>>>>

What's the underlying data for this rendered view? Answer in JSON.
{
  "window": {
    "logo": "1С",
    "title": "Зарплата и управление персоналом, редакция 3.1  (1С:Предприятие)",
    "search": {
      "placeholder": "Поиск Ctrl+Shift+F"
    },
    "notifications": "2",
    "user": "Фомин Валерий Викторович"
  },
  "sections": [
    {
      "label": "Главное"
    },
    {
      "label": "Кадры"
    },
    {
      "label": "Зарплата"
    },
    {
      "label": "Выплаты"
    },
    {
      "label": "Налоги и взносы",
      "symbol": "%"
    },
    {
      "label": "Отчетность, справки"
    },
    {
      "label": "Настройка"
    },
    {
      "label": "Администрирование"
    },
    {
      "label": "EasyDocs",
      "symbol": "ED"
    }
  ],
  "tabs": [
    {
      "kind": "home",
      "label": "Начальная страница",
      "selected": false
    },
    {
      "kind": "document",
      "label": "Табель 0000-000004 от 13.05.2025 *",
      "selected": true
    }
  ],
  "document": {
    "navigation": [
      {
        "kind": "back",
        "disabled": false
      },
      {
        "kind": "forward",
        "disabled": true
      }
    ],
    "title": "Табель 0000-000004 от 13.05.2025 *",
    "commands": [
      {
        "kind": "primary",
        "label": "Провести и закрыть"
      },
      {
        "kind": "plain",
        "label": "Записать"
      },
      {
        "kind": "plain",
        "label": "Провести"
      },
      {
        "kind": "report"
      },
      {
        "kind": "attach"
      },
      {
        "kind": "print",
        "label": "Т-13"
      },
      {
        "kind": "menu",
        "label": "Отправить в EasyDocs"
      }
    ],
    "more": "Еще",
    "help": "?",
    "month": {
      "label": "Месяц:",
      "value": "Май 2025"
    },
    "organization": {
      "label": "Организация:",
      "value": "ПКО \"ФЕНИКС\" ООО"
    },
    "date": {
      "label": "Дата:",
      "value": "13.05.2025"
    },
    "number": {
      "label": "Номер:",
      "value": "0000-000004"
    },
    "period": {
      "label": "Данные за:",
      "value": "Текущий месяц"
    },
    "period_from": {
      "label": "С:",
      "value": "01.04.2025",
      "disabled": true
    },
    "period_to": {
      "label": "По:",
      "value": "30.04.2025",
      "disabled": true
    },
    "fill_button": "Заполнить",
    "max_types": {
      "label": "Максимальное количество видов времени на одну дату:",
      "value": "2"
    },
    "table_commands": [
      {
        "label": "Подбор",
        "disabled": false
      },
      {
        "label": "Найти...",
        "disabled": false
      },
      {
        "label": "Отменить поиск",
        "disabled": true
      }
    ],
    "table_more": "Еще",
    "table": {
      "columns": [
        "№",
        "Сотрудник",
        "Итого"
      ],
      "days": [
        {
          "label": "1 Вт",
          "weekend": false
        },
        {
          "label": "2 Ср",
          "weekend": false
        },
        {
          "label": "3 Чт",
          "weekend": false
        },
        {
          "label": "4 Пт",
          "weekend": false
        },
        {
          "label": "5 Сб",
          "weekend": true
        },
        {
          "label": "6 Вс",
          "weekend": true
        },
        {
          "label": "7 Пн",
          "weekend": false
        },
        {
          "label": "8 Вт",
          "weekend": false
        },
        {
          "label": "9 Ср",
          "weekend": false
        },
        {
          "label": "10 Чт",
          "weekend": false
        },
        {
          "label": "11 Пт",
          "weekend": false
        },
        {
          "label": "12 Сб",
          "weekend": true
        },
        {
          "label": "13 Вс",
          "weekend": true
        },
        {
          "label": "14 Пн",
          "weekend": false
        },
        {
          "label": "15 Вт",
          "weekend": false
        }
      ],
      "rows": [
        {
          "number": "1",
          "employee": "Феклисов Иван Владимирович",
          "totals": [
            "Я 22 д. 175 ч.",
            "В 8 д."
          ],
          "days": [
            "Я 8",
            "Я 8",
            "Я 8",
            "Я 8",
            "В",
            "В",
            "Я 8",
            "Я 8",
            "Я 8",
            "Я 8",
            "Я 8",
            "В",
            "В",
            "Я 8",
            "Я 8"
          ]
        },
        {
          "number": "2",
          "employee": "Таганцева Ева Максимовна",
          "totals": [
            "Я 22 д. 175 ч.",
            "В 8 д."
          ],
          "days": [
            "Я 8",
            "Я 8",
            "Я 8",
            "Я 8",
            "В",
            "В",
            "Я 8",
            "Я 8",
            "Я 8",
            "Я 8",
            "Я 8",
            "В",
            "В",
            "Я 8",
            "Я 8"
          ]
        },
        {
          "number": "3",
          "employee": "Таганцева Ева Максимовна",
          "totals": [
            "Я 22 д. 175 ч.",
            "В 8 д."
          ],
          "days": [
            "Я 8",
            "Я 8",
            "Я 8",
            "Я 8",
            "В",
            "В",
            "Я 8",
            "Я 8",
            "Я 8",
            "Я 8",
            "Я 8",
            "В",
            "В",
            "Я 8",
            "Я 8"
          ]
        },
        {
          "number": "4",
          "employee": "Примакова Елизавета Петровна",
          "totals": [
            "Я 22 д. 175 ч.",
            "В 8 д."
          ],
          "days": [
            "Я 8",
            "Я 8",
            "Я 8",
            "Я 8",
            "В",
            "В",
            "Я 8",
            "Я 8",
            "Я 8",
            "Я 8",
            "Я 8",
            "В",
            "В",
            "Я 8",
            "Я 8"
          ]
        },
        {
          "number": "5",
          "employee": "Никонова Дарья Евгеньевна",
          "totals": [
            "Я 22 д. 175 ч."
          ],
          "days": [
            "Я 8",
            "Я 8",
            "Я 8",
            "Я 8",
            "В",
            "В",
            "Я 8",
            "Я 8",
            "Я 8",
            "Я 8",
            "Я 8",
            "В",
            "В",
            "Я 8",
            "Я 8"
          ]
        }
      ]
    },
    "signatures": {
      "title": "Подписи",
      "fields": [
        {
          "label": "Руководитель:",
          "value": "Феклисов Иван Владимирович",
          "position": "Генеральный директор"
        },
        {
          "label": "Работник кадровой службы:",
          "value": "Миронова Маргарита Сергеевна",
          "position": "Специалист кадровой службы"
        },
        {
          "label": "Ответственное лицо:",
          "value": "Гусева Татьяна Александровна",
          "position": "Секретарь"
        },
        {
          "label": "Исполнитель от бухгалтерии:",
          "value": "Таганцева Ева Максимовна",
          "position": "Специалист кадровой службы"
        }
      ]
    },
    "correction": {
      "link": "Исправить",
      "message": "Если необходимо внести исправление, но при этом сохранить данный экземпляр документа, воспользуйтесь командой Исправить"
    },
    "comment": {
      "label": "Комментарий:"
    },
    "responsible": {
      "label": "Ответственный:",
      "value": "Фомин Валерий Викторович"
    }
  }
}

<<<<

Stated exercise ▸
Track down the lines that include the word "Феклисов" and copy them.

Result of the exercise ▸
          "employee": "Феклисов Иван Владимирович",
          "value": "Феклисов Иван Владимирович",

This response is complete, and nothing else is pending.